— TO BE DONE —
Every entry must be given again exactly.

— PROVIDED ENTRIES —

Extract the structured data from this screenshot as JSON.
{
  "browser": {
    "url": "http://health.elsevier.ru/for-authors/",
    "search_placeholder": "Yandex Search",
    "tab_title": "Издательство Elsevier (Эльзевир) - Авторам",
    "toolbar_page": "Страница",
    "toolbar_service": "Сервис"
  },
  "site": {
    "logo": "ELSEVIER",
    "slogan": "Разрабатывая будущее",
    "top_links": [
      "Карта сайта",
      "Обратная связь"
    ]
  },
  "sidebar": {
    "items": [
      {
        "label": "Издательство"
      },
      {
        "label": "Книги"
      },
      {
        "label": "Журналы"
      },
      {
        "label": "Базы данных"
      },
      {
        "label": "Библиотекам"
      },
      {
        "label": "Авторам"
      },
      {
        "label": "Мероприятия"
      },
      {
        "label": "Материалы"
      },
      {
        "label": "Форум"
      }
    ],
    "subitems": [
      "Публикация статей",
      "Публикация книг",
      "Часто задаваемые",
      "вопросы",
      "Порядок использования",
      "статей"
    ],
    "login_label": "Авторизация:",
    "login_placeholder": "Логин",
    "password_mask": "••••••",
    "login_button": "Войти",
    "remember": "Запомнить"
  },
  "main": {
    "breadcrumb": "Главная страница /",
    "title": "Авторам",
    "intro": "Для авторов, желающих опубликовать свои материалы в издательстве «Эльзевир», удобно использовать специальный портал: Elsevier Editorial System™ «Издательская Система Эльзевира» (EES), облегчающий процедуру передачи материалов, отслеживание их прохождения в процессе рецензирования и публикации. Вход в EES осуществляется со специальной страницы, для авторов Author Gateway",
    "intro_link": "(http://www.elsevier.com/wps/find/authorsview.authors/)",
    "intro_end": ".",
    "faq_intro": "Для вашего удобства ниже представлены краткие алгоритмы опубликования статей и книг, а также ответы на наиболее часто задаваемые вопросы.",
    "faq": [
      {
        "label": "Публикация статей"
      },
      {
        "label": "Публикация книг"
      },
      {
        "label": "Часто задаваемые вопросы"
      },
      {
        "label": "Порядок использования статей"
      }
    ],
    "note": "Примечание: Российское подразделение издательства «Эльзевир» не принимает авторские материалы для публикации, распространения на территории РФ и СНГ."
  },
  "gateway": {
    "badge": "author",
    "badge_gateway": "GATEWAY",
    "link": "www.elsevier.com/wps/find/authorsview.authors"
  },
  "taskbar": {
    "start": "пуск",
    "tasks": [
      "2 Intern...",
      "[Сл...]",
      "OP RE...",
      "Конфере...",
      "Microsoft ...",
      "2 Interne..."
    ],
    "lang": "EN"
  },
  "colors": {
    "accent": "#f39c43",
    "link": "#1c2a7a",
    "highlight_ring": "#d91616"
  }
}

— WRITTEN SOLUTION —
Extract the structured data from this screenshot as JSON.
{
  "browser": {
    "url": "http://health.elsevier.ru/for-authors/",
    "search_placeholder": "Yandex Search",
    "tab_title": "Издательство Elsevier (Эльзевир) - Авторам",
    "toolbar_page": "Страница",
    "toolbar_service": "Сервис"
  },
  "site": {
    "logo": "ELSEVIER",
    "slogan": "Разрабатывая будущее",
    "top_links": [
      "Карта сайта",
      "Обратная связь"
    ]
  },
  "sidebar": {
    "items": [
      {
        "label": "Издательство"
      },
      {
        "label": "Книги"
      },
      {
        "label": "Журналы"
      },
      {
        "label": "Базы данных"
      },
      {
        "label": "Библиотекам"
      },
      {
        "label": "Авторам"
      },
      {
        "label": "Мероприятия"
      },
      {
        "label": "Материалы"
      },
      {
        "label": "Форум"
      }
    ],
    "subitems": [
      "Публикация статей",
      "Публикация книг",
      "Часто задаваемые",
      "вопросы",
      "Порядок использования",
      "статей"
    ],
    "login_label": "Авторизация:",
    "login_placeholder": "Логин",
    "password_mask": "••••••",
    "login_button": "Войти",
    "remember": "Запомнить"
  },
  "main": {
    "breadcrumb": "Главная страница /",
    "title": "Авторам",
    "intro": "Для авторов, желающих опубликовать свои материалы в издательстве «Эльзевир», удобно использовать специальный портал: Elsevier Editorial System™ «Издательская Система Эльзевира» (EES), облегчающий процедуру передачи материалов, отслеживание их прохождения в процессе рецензирования и публикации. Вход в EES осуществляется со специальной страницы, для авторов Author Gateway",
    "intro_link": "(http://www.elsevier.com/wps/find/authorsview.authors/)",
    "intro_end": ".",
    "faq_intro": "Для вашего удобства ниже представлены краткие алгоритмы опубликования статей и книг, а также ответы на наиболее часто задаваемые вопросы.",
    "faq": [
      {
        "label": "Публикация статей"
      },
      {
        "label": "Публикация книг"
      },
      {
        "label": "Часто задаваемые вопросы"
      },
      {
        "label": "Порядок использования статей"
      }
    ],
    "note": "Примечание: Российское подразделение издательства «Эльзевир» не принимает авторские материалы для публикации, распространения на территории РФ и СНГ."
  },
  "gateway": {
    "badge": "author",
    "badge_gateway": "GATEWAY",
    "link": "www.elsevier.com/wps/find/authorsview.authors"
  },
  "taskbar": {
    "start": "пуск",
    "tasks": [
      "2 Intern...",
      "[Сл...]",
      "OP RE...",
      "Конфере...",
      "Microsoft ...",
      "2 Interne..."
    ],
    "lang": "EN"
  },
  "colors": {
    "accent": "#f39c43",
    "link": "#1c2a7a",
    "highlight_ring": "#d91616"
  }
}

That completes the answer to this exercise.